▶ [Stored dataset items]
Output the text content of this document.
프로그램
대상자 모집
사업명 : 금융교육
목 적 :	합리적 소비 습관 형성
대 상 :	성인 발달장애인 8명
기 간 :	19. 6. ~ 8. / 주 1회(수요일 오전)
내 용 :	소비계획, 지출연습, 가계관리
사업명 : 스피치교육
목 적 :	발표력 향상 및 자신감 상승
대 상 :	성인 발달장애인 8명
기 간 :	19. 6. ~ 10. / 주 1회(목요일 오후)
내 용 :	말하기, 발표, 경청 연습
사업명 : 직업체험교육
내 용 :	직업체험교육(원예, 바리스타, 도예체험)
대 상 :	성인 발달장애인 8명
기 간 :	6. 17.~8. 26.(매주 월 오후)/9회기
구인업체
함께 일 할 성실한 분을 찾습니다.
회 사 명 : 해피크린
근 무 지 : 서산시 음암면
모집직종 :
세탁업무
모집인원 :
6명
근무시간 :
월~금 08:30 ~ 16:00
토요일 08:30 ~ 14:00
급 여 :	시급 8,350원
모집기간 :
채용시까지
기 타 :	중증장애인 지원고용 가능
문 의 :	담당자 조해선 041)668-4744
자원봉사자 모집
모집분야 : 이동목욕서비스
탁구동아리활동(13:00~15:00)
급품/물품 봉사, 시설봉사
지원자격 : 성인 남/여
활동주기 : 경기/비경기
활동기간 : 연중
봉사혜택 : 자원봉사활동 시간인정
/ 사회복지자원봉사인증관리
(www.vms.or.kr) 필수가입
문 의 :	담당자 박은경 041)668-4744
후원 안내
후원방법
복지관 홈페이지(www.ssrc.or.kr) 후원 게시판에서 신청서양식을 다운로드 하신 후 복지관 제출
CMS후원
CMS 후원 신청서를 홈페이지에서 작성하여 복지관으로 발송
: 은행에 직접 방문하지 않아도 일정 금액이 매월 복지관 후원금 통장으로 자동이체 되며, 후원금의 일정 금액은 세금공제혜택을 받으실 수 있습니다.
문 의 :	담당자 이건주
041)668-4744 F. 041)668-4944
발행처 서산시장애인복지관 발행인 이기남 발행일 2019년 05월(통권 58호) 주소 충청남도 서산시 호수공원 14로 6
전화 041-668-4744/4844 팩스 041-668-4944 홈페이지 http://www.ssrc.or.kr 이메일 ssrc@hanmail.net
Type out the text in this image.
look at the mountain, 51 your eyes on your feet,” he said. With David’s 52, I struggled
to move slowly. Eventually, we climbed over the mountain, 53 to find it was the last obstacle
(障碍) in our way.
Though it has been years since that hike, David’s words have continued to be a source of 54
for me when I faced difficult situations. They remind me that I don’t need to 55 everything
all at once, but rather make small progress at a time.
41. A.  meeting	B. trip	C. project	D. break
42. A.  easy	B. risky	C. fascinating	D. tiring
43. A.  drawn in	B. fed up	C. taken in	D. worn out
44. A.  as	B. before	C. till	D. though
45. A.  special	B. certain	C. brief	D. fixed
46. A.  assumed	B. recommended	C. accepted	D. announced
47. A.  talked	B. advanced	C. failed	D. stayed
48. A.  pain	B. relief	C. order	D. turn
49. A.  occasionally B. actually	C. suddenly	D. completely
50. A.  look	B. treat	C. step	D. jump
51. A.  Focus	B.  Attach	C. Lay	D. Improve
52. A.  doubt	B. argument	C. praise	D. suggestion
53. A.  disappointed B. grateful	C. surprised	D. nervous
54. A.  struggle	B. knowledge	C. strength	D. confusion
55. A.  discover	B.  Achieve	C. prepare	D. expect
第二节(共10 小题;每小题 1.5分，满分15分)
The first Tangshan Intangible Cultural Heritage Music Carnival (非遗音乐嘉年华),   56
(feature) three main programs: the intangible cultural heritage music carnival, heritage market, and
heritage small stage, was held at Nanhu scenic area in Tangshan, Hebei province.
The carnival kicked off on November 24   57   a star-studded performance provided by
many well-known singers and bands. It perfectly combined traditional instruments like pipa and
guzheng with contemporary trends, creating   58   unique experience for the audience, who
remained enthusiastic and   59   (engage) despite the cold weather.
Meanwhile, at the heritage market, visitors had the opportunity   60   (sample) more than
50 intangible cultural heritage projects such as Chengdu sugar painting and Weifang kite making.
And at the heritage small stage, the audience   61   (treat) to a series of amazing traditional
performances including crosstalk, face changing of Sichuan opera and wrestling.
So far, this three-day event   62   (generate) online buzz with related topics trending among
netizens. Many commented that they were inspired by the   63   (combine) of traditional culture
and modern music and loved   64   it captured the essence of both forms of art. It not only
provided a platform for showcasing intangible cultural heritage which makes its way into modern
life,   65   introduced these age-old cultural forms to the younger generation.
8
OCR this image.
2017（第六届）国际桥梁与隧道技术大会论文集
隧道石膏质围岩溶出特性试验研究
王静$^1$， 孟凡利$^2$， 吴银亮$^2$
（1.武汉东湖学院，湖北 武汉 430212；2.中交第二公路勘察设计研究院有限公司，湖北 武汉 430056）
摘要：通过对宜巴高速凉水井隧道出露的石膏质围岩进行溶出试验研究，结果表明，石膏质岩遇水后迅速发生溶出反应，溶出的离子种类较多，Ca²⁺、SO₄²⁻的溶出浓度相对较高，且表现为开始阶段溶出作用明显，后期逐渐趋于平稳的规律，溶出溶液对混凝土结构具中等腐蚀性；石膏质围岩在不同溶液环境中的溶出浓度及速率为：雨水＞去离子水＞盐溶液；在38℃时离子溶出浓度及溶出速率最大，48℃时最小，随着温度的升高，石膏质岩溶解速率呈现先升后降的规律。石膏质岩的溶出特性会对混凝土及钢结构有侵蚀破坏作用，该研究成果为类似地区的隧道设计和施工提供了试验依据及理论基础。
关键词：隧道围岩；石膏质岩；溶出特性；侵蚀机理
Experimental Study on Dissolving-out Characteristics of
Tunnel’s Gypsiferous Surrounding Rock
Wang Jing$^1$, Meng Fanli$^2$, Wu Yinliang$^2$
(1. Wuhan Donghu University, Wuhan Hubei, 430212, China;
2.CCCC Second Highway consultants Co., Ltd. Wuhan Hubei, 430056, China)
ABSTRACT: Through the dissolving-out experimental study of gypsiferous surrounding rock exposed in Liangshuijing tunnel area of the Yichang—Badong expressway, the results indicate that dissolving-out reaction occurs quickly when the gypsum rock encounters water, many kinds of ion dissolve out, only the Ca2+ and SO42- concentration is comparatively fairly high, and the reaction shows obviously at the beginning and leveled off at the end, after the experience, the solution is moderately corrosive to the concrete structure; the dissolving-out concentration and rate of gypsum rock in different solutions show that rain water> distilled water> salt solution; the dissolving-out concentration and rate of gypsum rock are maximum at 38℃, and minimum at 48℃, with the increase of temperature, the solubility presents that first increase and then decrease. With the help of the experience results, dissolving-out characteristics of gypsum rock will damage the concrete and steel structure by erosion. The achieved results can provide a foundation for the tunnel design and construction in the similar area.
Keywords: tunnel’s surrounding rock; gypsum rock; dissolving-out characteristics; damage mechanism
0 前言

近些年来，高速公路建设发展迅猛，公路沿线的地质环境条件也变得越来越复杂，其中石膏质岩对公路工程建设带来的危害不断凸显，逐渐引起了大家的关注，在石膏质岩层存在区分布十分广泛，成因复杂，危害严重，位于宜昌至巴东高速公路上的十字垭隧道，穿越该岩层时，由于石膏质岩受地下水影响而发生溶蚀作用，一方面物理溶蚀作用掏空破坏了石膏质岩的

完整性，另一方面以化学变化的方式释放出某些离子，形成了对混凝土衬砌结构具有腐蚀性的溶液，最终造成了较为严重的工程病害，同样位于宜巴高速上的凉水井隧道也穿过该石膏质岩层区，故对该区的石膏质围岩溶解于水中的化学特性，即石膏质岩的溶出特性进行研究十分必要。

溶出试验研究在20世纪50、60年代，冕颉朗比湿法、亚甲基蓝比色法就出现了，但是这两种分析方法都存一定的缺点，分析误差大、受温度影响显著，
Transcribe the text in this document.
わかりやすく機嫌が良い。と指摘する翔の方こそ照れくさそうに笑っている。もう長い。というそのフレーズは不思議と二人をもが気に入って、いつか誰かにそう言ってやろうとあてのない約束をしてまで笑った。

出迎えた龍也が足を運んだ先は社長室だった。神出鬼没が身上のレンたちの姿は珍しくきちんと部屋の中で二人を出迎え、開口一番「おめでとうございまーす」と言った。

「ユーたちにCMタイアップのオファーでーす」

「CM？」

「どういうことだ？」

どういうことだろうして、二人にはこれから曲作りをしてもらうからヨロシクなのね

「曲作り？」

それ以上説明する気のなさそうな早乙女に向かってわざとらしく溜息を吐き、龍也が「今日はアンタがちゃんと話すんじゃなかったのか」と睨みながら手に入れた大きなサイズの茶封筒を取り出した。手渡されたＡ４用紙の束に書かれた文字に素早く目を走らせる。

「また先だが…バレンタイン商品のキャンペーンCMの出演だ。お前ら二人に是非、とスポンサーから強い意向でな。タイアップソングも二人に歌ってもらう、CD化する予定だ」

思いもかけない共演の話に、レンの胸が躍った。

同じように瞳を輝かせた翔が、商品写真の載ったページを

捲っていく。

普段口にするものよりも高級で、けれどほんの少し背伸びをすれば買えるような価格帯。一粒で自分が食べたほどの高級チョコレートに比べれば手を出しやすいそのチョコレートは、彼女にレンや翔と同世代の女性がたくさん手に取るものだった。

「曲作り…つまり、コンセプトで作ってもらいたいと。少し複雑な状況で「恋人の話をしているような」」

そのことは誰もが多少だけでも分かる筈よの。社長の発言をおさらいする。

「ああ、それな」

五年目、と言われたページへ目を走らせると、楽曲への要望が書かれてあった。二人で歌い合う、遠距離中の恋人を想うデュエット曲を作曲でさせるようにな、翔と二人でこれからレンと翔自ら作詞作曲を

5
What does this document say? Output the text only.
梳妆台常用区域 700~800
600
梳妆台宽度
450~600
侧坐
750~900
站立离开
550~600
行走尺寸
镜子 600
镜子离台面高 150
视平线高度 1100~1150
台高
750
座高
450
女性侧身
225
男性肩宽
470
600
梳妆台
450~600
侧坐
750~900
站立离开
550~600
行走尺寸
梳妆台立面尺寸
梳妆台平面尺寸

▶ [Set problem] In the entries above, take the line containing "Transcribe the text in this document." and each later line through the last, and repeat them exactly. Output nothing else.

▶ [Task result]
Transcribe the text in this document.
わかりやすく機嫌が良い。と指摘する翔の方こそ照れくさそうに笑っている。もう長い。というそのフレーズは不思議と二人をもが気に入って、いつか誰かにそう言ってやろうとあてのない約束をしてまで笑った。

出迎えた龍也が足を運んだ先は社長室だった。神出鬼没が身上のレンたちの姿は珍しくきちんと部屋の中で二人を出迎え、開口一番「おめでとうございまーす」と言った。

「ユーたちにCMタイアップのオファーでーす」

「CM？」

「どういうことだ？」

どういうことだろうして、二人にはこれから曲作りをしてもらうからヨロシクなのね

「曲作り？」

それ以上説明する気のなさそうな早乙女に向かってわざとらしく溜息を吐き、龍也が「今日はアンタがちゃんと話すんじゃなかったのか」と睨みながら手に入れた大きなサイズの茶封筒を取り出した。手渡されたＡ４用紙の束に書かれた文字に素早く目を走らせる。

「また先だが…バレンタイン商品のキャンペーンCMの出演だ。お前ら二人に是非、とスポンサーから強い意向でな。タイアップソングも二人に歌ってもらう、CD化する予定だ」

思いもかけない共演の話に、レンの胸が躍った。

同じように瞳を輝かせた翔が、商品写真の載ったページを

捲っていく。

普段口にするものよりも高級で、けれどほんの少し背伸びをすれば買えるような価格帯。一粒で自分が食べたほどの高級チョコレートに比べれば手を出しやすいそのチョコレートは、彼女にレンや翔と同世代の女性がたくさん手に取るものだった。

「曲作り…つまり、コンセプトで作ってもらいたいと。少し複雑な状況で「恋人の話をしているような」」

そのことは誰もが多少だけでも分かる筈よの。社長の発言をおさらいする。

「ああ、それな」

五年目、と言われたページへ目を走らせると、楽曲への要望が書かれてあった。二人で歌い合う、遠距離中の恋人を想うデュエット曲を作曲でさせるようにな、翔と二人でこれからレンと翔自ら作詞作曲を

5
What does this document say? Output the text only.
梳妆台常用区域 700~800
600
梳妆台宽度
450~600
侧坐
750~900
站立离开
550~600
行走尺寸
镜子 600
镜子离台面高 150
视平线高度 1100~1150
台高
750
座高
450
女性侧身
225
男性肩宽
470
600
梳妆台
450~600
侧坐
750~900
站立离开
550~600
行走尺寸
梳妆台立面尺寸
梳妆台平面尺寸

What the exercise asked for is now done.